== Exercise description ==
Single out each line with the word "wyposażonych" and copy it.

== Given information ==
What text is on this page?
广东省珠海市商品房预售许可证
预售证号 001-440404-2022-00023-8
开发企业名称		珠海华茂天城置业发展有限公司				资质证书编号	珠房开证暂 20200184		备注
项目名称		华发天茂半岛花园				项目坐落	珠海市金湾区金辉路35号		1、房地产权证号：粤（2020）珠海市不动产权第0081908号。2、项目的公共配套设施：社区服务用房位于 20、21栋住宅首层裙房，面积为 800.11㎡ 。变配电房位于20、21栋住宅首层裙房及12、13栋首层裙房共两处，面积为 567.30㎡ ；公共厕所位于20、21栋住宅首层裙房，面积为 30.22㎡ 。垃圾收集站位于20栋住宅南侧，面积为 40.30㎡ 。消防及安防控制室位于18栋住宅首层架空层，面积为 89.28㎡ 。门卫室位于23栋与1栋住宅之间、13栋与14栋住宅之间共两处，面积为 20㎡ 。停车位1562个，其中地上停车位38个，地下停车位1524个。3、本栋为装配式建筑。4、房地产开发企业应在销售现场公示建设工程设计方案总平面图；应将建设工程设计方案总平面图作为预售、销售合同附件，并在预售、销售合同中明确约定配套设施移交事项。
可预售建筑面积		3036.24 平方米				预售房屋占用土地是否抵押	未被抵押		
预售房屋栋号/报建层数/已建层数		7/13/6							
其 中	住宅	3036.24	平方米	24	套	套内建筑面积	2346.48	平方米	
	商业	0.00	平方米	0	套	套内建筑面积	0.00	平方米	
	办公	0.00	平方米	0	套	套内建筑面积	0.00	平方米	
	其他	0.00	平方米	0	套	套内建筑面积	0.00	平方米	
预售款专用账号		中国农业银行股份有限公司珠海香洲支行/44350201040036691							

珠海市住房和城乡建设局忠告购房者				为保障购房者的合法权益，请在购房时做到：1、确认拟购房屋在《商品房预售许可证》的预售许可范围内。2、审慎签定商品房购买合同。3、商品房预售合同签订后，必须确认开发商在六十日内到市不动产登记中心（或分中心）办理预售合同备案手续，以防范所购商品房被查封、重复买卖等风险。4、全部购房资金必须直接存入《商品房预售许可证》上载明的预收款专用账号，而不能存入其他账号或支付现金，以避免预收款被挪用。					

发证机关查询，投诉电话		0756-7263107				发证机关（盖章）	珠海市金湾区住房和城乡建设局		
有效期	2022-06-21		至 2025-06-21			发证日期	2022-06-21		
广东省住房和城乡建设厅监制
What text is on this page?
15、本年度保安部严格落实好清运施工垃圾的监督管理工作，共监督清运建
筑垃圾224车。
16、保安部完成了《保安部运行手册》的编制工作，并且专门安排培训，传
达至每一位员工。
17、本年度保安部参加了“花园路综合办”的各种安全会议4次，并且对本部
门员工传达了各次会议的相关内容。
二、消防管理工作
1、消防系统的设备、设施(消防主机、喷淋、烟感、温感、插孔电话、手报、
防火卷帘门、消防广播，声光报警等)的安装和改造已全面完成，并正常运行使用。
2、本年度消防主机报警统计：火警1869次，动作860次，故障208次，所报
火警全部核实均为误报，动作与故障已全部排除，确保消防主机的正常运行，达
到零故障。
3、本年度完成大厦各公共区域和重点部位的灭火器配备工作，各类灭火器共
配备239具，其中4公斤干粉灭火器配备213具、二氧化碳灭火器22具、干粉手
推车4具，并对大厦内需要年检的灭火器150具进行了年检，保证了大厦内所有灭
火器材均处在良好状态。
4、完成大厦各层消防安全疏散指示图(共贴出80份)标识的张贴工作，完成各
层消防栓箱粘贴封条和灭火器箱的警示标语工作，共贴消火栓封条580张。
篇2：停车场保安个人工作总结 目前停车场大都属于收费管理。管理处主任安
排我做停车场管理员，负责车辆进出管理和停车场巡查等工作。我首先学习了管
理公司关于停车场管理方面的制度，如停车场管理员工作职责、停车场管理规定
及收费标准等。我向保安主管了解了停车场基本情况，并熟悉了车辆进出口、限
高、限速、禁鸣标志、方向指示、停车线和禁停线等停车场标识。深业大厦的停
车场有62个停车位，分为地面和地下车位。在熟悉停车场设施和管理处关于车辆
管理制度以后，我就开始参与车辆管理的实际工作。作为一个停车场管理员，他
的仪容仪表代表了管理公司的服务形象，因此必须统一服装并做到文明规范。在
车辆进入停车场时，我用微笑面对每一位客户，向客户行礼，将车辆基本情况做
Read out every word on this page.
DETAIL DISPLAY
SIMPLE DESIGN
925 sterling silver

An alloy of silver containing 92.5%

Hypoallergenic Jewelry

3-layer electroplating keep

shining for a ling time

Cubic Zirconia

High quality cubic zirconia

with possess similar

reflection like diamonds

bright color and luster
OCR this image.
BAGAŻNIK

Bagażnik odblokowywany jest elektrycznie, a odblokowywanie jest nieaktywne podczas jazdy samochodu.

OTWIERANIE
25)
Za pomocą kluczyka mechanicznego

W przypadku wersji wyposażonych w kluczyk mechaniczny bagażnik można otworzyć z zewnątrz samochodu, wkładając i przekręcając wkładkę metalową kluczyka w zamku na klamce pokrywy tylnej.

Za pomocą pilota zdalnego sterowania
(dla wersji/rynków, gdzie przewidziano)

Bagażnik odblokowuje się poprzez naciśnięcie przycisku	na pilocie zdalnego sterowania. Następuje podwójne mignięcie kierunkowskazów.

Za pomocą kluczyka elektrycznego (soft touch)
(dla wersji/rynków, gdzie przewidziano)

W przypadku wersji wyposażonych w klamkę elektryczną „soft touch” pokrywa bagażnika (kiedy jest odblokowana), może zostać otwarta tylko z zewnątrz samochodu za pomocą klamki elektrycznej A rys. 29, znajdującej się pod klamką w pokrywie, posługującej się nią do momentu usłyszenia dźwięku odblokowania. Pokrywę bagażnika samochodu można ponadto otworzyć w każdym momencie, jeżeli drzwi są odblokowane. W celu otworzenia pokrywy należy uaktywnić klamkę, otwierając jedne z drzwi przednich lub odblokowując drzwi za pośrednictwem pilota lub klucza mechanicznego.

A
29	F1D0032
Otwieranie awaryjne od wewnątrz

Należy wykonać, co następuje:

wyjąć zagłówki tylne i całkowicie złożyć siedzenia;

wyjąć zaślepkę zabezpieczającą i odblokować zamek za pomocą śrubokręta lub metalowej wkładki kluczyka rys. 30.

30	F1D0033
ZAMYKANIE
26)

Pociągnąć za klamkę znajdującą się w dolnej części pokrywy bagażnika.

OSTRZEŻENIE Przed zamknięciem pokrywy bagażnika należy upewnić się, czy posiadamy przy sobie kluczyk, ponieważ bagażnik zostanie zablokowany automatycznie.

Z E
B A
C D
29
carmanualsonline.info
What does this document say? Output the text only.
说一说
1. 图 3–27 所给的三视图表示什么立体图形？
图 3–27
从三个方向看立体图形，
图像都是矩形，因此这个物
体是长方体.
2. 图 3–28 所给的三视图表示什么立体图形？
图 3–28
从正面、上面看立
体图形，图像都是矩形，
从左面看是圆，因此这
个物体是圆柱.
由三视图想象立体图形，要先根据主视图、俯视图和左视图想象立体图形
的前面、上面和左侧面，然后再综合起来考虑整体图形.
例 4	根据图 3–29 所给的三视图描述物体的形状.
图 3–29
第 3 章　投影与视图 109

== Correct output ==
W przypadku wersji wyposażonych w kluczyk mechaniczny bagażnik można otworzyć z zewnątrz samochodu, wkładając i przekręcając wkładkę metalową kluczyka w zamku na klamce pokrywy tylnej.
W przypadku wersji wyposażonych w klamkę elektryczną „soft touch” pokrywa bagażnika (kiedy jest odblokowana), może zostać otwarta tylko z zewnątrz samochodu za pomocą klamki elektrycznej A rys. 29, znajdującej się pod klamką w pokrywie, posługującej się nią do momentu usłyszenia dźwięku odblokowania. Pokrywę bagażnika samochodu można ponadto otworzyć w każdym momencie, jeżeli drzwi są odblokowane. W celu otworzenia pokrywy należy uaktywnić klamkę, otwierając jedne z drzwi przednich lub odblokowując drzwi za pośrednictwem pilota lub klucza mechanicznego.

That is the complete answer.